Document section:
════

/proFIT.AI

Predicting best fit for given job description using BERT BASE UNCASED pertained model

Primary LanguageJupyter Notebook

Profile Fit Prediction

    -With better PROfile FIT, comes better PROFIT

Motivation

Screening resumes plays a crucial part in hiring the right talent for an organization. However, this process is laborious and so the organizations use automatic screening systems for filtering resumes which are often inaccurate. 62% of recruiters admit that qualified candidates are overlooked by current resume screening systems There are many limitations in the current systems:

  1. Current systems are naïve because they look for the exact keyword from the job description in resumes for filtering candidates.
  2. Current systems are ambiguous as they don't capture the context of keywords.
  3. Candidates can easily trick the current systems by adding important keywords from job descriptions to their resumes.

════

Jobs:
A: Write out the passage of the profile fit prediction description above, beginning at the words "Primary LanguageJupyter Notebook" and stopping after "to their resumes.".
B: Extend the profile fit prediction description above, picking up after its final sentence.

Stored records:
════

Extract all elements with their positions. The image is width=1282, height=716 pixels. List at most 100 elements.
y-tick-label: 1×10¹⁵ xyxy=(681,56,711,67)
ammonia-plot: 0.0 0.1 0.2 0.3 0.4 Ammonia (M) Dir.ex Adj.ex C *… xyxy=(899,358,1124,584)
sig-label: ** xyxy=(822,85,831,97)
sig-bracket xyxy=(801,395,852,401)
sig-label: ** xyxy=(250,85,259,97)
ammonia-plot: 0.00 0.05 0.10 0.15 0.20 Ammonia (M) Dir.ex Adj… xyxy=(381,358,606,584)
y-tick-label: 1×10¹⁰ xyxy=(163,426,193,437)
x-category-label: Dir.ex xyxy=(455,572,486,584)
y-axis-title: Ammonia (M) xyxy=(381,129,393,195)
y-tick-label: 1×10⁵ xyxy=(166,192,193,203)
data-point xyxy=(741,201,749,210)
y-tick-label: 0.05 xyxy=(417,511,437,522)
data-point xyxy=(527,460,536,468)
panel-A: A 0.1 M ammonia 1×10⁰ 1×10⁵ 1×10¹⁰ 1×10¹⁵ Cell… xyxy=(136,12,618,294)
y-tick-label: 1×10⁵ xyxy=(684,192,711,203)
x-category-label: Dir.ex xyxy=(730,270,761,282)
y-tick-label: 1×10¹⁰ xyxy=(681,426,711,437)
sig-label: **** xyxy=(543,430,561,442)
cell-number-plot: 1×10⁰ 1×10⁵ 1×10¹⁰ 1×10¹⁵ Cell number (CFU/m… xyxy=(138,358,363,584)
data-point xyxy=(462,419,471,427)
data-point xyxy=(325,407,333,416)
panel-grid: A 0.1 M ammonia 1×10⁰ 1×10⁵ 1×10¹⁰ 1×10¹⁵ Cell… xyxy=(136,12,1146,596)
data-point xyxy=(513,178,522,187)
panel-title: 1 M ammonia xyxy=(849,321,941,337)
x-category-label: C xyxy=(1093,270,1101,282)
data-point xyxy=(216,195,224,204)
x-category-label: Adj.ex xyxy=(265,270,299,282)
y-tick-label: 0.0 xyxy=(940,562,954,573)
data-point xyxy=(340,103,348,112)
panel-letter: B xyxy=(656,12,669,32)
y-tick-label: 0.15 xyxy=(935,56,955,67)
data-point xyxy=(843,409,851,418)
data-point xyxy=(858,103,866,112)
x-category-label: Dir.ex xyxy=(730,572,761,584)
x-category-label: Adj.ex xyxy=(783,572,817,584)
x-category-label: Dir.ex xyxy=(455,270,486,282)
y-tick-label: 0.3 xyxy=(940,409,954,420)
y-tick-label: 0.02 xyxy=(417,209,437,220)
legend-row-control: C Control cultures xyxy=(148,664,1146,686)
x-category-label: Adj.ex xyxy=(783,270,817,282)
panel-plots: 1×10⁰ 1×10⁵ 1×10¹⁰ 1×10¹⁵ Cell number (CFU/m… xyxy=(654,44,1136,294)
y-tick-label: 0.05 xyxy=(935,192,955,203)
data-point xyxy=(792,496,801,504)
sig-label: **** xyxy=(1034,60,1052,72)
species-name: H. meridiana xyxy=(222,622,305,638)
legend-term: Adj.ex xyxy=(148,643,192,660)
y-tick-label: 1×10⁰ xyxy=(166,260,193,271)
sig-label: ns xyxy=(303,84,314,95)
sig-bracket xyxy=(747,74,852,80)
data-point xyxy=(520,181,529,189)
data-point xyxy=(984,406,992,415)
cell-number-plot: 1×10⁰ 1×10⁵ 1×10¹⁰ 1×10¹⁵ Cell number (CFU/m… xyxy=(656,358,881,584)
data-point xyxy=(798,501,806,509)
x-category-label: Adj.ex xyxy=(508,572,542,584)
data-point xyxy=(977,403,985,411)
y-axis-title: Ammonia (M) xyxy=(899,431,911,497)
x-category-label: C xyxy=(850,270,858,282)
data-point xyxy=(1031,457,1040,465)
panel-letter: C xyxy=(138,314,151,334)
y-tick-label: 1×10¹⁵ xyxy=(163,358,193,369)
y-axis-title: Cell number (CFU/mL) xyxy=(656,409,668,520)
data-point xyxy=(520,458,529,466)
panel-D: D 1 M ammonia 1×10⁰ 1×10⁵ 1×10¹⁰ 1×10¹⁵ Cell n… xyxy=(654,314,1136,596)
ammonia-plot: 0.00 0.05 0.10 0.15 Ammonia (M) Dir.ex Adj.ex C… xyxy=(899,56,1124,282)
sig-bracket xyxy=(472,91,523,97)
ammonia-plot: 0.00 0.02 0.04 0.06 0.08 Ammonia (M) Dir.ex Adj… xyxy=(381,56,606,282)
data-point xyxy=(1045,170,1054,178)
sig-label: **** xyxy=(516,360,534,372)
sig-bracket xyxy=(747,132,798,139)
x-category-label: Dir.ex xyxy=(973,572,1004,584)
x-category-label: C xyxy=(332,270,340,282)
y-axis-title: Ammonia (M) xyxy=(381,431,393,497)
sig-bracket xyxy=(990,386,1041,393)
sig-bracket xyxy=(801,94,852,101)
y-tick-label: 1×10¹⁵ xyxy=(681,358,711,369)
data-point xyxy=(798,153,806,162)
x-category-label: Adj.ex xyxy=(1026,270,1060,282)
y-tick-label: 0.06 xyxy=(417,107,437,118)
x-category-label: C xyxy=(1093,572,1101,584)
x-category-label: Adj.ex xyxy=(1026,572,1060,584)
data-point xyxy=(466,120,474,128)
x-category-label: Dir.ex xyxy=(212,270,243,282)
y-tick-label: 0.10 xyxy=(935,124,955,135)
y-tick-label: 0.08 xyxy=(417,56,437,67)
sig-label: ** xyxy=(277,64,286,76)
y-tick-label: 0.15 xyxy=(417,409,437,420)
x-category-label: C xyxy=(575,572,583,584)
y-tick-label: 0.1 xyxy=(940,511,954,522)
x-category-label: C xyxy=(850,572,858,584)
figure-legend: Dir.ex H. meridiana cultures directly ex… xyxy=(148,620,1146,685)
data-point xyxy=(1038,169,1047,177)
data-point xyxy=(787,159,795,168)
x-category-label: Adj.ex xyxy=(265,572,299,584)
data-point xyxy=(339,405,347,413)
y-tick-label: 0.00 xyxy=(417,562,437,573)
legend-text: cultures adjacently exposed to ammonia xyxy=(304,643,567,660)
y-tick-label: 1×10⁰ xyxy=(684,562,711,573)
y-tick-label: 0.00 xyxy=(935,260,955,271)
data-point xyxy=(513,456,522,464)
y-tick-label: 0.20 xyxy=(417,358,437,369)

════

Task-by-task results:
A:
Primary LanguageJupyter Notebook

Profile Fit Prediction

    -With better PROfile FIT, comes better PROFIT

Motivation

Screening resumes plays a crucial part in hiring the right talent for an organization. However, this process is laborious and so the organizations use automatic screening systems for filtering resumes which are often inaccurate. 62% of recruiters admit that qualified candidates are overlooked by current resume screening systems There are many limitations in the current systems:

  1. Current systems are naïve because they look for the exact keyword from the job description in resumes for filtering candidates.
  2. Current systems are ambiguous as they don't capture the context of keywords.
  3. Candidates can easily trick the current systems by adding important keywords from job descriptions to their resumes.

B:
After researching about these screening systems and talking to some recruiter, I came up with a pipeline and built a tool for recruiters to overcome the limitations of the existing resume screening systems.

Web App:

http://www.profilefitprediction.me:8000/

Preparing an environment to run the code:

  1. Install Anaconda or Miniconda Package Manager from here
  2. Create a new virtual environment and install the required packages:
conda create -n profile_fit_prediction python
conda activate profile_fit_prediction

If using cuda:

conda install pytorch cudatoolkit=10.0 -c pytorch
  1. clone the repository and change directory to downloaded repo

  2. Install all requirements

pip install -r requirements.txt 

Minimal Start:

  1. Navigate to Source directory
cd source
  1. Download trained BERT model (~0.5 GB)
https://drive.google.com/drive/folders/1M_LQEbf7POiRAibYDB25y1dNefcspH2C?usp=sharing
  1. define flask app to be executed
export FLASK_APP=server.py
  1. Run the app on your localhost 8000 port
flask run -h 0.0.0.0 -p 8000

From Scratch

  1. Data Collection

Scraper to get candidates profile data from LinkedIn

(i) Notebook: LinkedIn_Data_Crawler.ipynb - Crawls user profile ids from different roles (example: Data Scientist, Artist and Accountant etc.)

(ii) Once I scraped profiles, I used https://github.com/jvandenaardweg/linkedin-profile-scraper to get skills and experience from each profile.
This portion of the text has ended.